───── Data provided

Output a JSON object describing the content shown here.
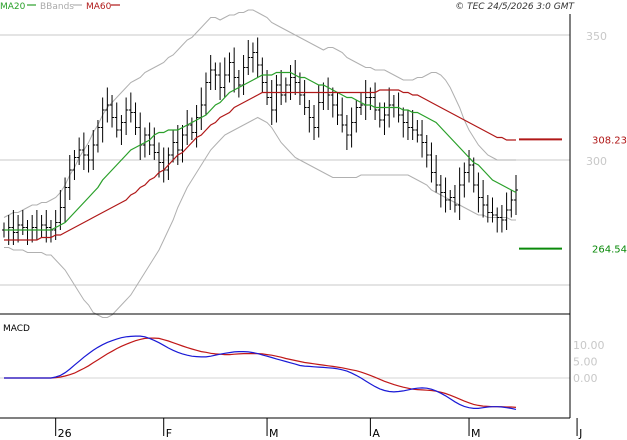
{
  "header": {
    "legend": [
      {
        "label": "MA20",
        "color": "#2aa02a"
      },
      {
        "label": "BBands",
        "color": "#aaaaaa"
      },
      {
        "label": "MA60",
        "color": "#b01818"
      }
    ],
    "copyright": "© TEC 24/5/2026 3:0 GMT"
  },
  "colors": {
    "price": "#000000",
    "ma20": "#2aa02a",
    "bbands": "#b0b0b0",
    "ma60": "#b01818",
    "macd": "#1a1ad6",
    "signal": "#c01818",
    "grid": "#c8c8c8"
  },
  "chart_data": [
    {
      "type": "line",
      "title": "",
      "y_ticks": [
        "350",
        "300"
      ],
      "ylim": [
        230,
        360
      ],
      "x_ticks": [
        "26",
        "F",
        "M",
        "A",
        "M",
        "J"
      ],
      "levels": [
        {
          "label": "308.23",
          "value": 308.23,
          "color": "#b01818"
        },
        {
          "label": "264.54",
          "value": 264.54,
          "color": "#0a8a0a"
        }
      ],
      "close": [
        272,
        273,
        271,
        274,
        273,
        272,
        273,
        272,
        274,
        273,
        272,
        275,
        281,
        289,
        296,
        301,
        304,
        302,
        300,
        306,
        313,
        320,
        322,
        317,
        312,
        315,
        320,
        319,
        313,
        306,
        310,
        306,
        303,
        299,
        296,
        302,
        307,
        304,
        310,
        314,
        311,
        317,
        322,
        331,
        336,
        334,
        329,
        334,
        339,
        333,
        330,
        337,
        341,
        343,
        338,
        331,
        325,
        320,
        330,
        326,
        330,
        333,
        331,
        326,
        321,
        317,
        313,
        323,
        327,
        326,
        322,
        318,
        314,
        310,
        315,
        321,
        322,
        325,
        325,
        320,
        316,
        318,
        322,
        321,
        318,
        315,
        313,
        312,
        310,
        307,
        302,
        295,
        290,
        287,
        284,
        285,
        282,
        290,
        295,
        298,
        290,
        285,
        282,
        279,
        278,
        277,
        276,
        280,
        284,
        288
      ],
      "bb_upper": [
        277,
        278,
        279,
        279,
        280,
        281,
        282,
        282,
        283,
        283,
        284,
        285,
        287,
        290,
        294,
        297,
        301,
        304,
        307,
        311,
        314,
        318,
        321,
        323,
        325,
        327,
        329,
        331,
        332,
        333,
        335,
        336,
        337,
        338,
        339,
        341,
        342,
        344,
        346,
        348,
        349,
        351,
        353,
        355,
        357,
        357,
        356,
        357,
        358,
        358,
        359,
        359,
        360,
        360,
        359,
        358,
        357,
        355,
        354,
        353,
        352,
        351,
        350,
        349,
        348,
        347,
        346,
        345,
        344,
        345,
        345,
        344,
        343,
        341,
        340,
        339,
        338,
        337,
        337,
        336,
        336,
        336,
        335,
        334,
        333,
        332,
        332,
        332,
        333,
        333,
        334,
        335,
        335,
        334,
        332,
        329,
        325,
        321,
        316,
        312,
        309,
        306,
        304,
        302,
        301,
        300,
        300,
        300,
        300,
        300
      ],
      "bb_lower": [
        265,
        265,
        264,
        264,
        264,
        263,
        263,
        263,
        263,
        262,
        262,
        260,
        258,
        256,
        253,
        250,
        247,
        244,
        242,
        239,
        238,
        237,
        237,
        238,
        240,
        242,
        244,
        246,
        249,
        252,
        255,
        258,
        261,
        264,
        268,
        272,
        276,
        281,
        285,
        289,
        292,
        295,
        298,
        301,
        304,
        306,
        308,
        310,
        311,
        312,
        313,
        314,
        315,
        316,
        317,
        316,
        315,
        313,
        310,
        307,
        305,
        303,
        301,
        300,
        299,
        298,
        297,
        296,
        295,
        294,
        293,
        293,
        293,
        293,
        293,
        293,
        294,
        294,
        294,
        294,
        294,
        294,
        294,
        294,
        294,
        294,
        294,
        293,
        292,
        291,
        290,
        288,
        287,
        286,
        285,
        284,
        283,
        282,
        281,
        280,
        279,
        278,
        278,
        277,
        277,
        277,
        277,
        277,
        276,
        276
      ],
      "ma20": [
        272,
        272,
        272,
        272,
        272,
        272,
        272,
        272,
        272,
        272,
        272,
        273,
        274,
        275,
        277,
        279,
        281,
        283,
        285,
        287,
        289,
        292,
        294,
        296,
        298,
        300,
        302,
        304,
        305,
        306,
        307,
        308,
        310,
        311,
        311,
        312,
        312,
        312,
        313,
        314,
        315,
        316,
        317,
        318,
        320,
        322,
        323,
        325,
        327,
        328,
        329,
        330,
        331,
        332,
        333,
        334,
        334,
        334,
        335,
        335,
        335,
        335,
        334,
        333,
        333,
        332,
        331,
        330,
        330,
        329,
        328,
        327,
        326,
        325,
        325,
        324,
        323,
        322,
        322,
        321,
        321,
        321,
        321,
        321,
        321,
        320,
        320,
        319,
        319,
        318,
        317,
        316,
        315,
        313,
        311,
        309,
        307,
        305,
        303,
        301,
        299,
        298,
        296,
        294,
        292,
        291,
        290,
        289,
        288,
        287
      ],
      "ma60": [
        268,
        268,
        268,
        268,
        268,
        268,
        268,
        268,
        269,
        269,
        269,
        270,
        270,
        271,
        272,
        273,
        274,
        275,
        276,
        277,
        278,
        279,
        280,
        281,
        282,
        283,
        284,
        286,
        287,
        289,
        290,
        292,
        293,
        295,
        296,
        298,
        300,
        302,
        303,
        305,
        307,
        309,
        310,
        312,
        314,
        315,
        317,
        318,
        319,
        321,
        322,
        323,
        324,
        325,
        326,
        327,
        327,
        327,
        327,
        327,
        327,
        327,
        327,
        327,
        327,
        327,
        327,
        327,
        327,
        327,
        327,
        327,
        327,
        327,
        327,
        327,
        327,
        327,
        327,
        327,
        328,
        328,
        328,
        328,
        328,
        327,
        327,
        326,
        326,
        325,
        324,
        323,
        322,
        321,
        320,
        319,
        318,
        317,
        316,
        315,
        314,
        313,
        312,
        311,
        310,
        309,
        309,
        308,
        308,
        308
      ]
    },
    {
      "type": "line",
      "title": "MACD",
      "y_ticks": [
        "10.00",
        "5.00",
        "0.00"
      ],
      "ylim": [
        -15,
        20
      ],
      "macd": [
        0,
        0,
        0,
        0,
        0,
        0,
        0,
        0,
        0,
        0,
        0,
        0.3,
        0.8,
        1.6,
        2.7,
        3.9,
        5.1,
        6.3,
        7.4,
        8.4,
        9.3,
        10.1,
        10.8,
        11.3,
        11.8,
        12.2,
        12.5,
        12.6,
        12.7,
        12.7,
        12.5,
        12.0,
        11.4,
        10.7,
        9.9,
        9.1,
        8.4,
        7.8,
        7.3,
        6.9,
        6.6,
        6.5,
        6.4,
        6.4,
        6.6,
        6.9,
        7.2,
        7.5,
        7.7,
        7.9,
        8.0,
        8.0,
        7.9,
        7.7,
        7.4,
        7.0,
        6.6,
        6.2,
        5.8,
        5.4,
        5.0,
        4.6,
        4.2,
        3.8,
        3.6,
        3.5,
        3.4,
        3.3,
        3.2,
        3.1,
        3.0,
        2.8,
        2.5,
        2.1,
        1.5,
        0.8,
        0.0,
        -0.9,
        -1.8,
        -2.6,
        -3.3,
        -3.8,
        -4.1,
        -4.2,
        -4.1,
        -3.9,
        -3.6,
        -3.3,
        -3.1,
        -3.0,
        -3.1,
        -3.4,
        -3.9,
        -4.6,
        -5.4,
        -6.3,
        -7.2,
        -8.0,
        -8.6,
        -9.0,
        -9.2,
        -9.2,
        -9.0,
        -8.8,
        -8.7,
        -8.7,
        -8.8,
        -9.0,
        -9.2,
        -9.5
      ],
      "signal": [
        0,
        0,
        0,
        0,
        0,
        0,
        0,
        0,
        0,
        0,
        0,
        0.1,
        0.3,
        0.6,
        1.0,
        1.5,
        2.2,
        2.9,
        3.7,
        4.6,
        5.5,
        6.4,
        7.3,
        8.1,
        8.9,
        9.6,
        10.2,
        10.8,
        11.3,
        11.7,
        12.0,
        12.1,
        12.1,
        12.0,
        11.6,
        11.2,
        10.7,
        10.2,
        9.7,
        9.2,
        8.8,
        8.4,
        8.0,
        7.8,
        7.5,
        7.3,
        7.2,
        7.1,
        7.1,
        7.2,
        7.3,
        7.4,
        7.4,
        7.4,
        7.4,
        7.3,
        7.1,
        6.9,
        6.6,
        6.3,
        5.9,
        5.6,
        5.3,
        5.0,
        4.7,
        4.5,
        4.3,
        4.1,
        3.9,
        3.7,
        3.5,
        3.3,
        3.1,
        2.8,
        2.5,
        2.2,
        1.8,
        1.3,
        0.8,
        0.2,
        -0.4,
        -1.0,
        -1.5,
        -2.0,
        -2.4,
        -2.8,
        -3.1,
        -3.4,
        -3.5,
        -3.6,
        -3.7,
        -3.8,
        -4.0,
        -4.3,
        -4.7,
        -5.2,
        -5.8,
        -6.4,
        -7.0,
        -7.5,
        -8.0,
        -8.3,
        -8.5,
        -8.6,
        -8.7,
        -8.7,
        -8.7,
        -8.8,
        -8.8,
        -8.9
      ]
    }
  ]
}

──────────
───── Data provided

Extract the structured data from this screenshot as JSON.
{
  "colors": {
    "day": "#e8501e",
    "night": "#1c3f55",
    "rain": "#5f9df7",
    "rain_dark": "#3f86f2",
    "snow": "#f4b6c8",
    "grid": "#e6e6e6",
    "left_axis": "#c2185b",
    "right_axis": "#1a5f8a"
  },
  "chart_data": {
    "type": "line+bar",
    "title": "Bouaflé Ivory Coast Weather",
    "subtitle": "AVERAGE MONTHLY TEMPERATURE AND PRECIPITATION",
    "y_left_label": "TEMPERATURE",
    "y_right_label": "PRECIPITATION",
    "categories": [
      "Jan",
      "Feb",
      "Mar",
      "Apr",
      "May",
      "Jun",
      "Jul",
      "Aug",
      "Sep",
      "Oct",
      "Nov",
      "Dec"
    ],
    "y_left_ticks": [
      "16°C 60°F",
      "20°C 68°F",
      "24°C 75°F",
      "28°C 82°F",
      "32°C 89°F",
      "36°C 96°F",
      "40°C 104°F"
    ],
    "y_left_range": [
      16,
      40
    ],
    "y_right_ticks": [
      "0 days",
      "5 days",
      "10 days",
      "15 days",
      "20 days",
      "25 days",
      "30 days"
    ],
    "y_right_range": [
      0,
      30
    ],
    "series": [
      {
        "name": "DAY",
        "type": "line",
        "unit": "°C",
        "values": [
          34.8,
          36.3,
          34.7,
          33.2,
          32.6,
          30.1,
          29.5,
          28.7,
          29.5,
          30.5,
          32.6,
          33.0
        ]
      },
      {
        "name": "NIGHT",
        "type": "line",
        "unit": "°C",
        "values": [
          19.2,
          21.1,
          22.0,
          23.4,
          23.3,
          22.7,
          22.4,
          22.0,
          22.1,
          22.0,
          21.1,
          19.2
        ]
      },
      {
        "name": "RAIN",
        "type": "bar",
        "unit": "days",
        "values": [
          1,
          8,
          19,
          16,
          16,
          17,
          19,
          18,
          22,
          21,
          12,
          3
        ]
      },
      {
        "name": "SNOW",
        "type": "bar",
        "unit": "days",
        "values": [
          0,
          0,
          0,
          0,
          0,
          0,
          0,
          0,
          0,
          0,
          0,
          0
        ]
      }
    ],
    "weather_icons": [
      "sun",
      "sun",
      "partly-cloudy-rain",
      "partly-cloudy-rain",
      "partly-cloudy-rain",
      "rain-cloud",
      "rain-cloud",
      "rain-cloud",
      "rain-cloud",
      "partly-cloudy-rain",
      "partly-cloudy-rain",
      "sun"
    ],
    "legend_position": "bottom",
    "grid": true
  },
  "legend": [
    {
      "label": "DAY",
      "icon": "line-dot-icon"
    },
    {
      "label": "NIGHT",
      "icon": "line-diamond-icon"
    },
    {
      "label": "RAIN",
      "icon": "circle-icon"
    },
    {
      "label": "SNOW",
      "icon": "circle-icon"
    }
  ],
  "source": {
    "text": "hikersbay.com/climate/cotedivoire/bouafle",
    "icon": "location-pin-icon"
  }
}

──────────
───── Data provided

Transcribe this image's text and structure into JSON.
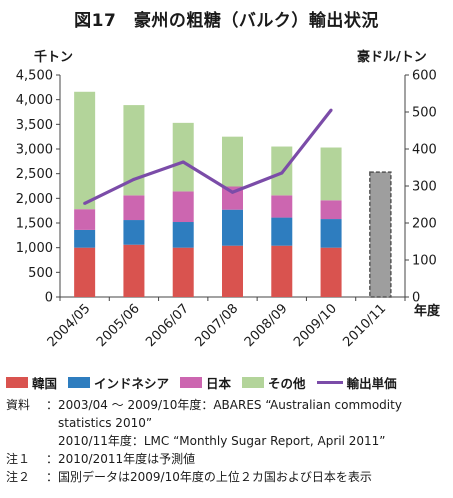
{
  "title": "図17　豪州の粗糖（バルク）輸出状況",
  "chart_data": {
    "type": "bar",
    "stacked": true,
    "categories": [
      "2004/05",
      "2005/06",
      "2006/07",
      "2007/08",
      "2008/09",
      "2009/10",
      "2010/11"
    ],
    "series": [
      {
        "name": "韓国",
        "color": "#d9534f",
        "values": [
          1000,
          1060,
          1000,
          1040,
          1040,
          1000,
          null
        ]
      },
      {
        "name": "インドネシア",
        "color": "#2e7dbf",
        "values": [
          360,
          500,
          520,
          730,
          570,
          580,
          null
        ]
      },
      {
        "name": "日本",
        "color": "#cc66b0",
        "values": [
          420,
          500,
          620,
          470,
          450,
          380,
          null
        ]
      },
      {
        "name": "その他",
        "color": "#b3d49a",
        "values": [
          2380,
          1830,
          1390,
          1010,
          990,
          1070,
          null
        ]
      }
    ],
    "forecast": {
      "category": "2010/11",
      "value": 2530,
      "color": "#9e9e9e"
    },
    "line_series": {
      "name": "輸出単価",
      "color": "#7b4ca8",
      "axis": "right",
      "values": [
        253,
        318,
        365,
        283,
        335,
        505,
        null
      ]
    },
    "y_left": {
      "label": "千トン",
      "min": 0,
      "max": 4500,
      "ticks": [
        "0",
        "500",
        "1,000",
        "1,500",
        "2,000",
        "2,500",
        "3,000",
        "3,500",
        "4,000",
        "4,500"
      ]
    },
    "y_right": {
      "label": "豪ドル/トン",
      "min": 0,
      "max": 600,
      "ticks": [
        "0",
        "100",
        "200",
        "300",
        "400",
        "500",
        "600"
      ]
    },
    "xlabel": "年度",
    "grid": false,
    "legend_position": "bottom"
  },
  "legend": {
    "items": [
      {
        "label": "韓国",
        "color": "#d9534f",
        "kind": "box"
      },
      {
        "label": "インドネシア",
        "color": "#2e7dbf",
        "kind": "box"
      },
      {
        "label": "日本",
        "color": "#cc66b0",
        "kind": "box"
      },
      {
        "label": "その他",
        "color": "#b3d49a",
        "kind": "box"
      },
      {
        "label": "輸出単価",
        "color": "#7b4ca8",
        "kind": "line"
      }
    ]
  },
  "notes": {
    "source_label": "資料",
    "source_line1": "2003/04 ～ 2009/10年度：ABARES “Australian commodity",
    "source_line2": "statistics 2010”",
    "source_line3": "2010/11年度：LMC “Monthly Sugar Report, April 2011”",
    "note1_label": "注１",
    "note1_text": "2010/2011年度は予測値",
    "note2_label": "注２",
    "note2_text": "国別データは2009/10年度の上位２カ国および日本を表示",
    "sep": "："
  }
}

──────────

## Task goal
Gather each line in the data that holds the string "TEMPERATURE".

## Written solution
    "subtitle": "AVERAGE MONTHLY TEMPERATURE AND PRECIPITATION",
    "y_left_label": "TEMPERATURE",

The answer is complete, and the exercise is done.